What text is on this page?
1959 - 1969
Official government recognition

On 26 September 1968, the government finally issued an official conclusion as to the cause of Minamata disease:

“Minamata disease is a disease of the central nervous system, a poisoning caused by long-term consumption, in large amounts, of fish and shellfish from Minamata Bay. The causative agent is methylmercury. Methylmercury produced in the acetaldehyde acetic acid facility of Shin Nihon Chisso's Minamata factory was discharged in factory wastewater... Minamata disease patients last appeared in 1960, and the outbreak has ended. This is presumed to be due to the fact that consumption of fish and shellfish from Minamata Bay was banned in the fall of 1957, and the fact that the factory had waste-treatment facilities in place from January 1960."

- REQUIRED ACTION -
Transcription of all the material must be exact.

- WRITTEN RESPONSE -
What text is on this page?
1959 - 1969
Official government recognition

On 26 September 1968, the government finally issued an official conclusion as to the cause of Minamata disease:

“Minamata disease is a disease of the central nervous system, a poisoning caused by long-term consumption, in large amounts, of fish and shellfish from Minamata Bay. The causative agent is methylmercury. Methylmercury produced in the acetaldehyde acetic acid facility of Shin Nihon Chisso's Minamata factory was discharged in factory wastewater... Minamata disease patients last appeared in 1960, and the outbreak has ended. This is presumed to be due to the fact that consumption of fish and shellfish from Minamata Bay was banned in the fall of 1957, and the fact that the factory had waste-treatment facilities in place from January 1960."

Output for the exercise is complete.